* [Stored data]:
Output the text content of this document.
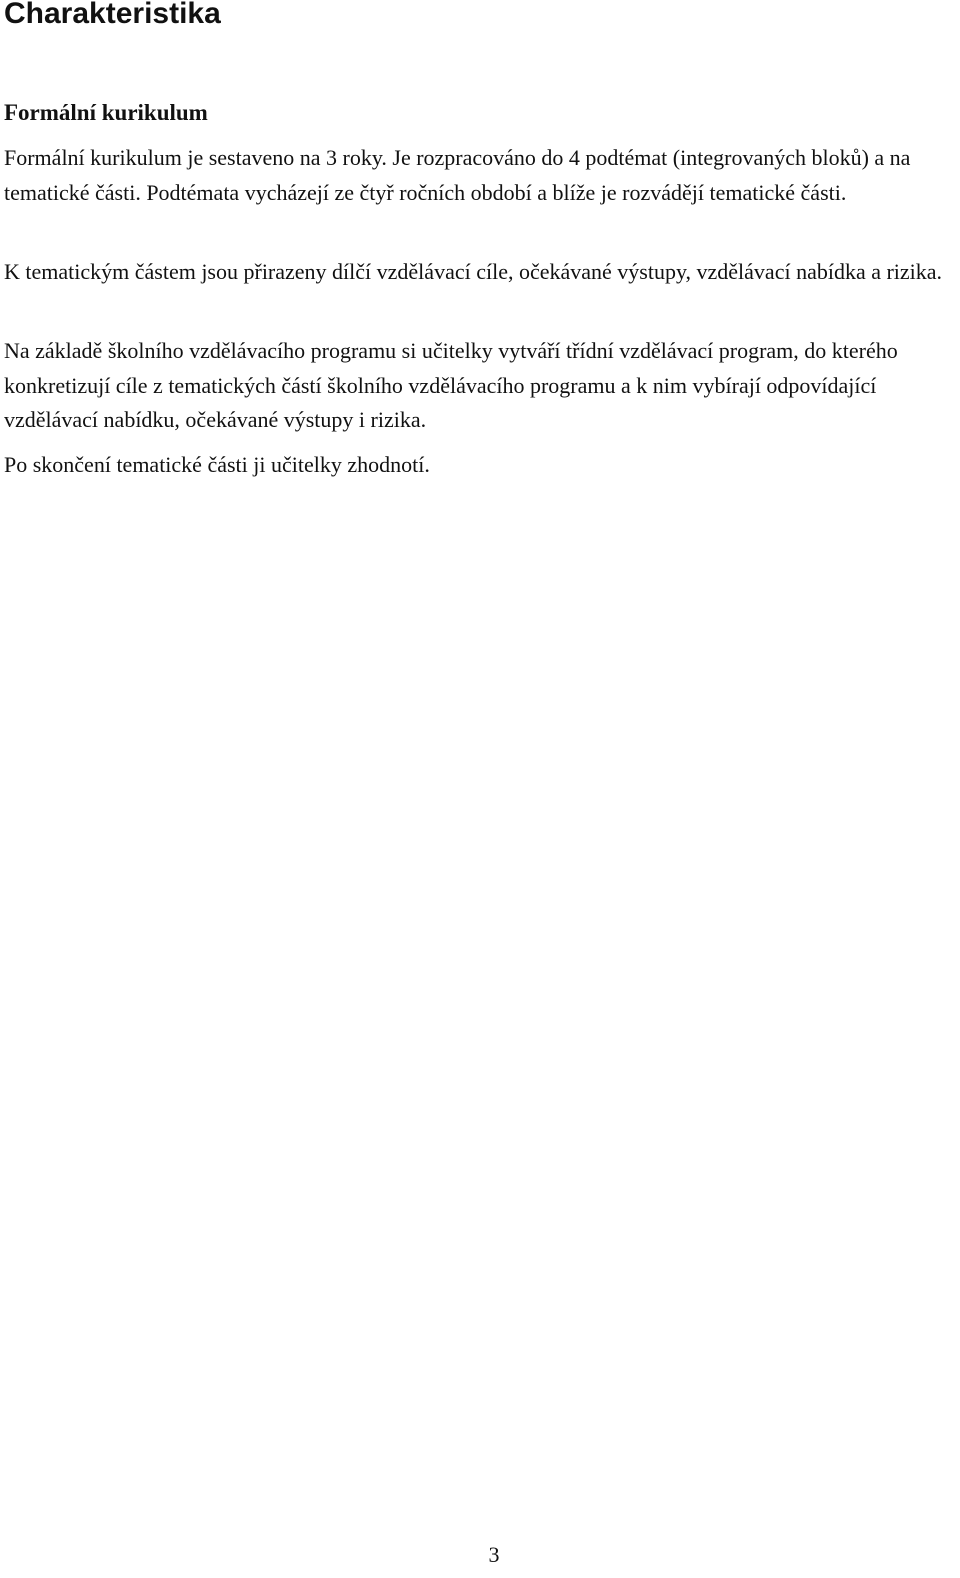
Charakteristika
Formální kurikulum

Formální kurikulum je sestaveno na 3 roky. Je rozpracováno do 4 podtémat (integrovaných bloků) a na tematické části. Podtémata vycházejí ze čtyř ročních období a blíže je rozvádějí tematické části.

K tematickým částem jsou přirazeny dílčí vzdělávací cíle, očekávané výstupy, vzdělávací nabídka a rizika.

Na základě školního vzdělávacího programu si učitelky vytváří třídní vzdělávací program, do kterého konkretizují cíle z tematických částí školního vzdělávacího programu a k nim vybírají odpovídající vzdělávací nabídku, očekávané výstupy i rizika.

Po skončení tematické části ji učitelky zhodnotí.

3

* [Work required]: Write out each line of the data exactly; the images should be left out.

* [Correct output]:
Output the text content of this document.
Charakteristika
Formální kurikulum

Formální kurikulum je sestaveno na 3 roky. Je rozpracováno do 4 podtémat (integrovaných bloků) a na tematické části. Podtémata vycházejí ze čtyř ročních období a blíže je rozvádějí tematické části.

K tematickým částem jsou přirazeny dílčí vzdělávací cíle, očekávané výstupy, vzdělávací nabídka a rizika.

Na základě školního vzdělávacího programu si učitelky vytváří třídní vzdělávací program, do kterého konkretizují cíle z tematických částí školního vzdělávacího programu a k nim vybírají odpovídající vzdělávací nabídku, očekávané výstupy i rizika.

Po skončení tematické části ji učitelky zhodnotí.

3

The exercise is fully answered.